### Task requirements
Pick out and copy every line below that has the word "Director".

Data records:
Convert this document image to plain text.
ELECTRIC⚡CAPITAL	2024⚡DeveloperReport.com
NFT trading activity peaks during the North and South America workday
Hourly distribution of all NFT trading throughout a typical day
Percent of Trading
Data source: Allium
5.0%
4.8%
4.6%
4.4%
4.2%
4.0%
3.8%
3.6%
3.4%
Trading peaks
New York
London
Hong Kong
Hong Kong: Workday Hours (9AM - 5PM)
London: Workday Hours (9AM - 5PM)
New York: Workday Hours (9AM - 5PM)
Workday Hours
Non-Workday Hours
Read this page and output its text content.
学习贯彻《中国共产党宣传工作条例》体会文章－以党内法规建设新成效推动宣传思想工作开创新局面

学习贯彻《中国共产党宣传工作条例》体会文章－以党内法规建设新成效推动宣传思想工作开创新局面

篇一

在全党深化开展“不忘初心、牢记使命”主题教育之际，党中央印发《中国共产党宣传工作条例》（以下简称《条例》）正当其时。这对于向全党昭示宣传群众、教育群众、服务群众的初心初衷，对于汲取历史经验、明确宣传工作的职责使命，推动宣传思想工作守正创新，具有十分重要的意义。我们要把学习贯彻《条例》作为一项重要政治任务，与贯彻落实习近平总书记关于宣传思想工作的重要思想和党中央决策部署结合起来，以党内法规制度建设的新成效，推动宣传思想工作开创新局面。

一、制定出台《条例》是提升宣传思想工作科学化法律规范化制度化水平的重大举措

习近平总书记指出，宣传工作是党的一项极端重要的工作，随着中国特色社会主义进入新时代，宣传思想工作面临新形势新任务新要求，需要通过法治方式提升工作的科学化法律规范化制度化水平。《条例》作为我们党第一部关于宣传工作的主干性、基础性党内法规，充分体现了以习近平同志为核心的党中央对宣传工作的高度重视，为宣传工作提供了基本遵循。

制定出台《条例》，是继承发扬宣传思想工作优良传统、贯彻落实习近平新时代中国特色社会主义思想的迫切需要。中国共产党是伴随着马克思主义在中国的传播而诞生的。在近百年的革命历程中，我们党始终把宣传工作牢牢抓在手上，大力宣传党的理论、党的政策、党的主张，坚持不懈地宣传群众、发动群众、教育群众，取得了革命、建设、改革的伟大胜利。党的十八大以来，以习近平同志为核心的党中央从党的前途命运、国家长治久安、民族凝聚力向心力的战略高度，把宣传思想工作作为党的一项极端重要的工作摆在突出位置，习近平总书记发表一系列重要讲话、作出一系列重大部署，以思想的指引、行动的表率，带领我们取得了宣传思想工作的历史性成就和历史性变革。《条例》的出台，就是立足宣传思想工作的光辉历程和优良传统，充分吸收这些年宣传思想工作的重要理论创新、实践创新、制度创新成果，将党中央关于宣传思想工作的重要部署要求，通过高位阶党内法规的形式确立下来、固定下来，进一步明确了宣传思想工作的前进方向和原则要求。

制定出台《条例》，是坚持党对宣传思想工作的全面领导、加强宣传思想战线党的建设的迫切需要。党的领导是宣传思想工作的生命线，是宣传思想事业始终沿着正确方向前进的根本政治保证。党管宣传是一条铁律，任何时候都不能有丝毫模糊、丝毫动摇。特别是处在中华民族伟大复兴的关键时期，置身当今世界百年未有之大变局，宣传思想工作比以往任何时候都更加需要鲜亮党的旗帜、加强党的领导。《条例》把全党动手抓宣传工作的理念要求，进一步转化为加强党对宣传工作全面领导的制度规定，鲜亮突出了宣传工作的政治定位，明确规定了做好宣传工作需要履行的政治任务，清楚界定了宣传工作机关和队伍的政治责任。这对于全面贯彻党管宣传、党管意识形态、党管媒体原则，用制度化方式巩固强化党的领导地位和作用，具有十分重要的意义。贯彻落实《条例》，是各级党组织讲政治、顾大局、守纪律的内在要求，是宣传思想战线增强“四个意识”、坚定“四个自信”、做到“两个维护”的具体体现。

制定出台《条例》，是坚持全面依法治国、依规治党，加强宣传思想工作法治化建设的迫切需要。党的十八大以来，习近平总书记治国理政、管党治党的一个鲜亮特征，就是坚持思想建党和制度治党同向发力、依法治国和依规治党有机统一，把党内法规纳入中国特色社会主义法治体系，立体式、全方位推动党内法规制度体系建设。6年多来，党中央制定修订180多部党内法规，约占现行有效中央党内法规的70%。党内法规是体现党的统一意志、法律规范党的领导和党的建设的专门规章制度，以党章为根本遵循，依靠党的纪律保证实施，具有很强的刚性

---

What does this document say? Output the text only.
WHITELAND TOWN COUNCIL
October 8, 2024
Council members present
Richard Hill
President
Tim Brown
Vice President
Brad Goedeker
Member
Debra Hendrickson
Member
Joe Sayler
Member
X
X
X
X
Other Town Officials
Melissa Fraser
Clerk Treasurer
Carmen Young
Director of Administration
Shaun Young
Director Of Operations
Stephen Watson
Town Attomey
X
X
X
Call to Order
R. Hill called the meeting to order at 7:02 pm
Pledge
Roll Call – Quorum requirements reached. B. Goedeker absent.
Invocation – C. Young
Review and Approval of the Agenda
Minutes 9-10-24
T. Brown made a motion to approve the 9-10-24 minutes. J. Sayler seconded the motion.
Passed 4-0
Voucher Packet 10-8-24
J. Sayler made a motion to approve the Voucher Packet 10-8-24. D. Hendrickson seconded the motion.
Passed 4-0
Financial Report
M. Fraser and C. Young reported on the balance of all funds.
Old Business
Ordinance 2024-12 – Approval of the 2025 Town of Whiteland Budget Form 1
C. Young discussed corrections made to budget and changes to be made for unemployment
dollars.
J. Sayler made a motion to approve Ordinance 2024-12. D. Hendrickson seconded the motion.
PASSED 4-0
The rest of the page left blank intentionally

### The answer
Director of Administration
Director Of Operations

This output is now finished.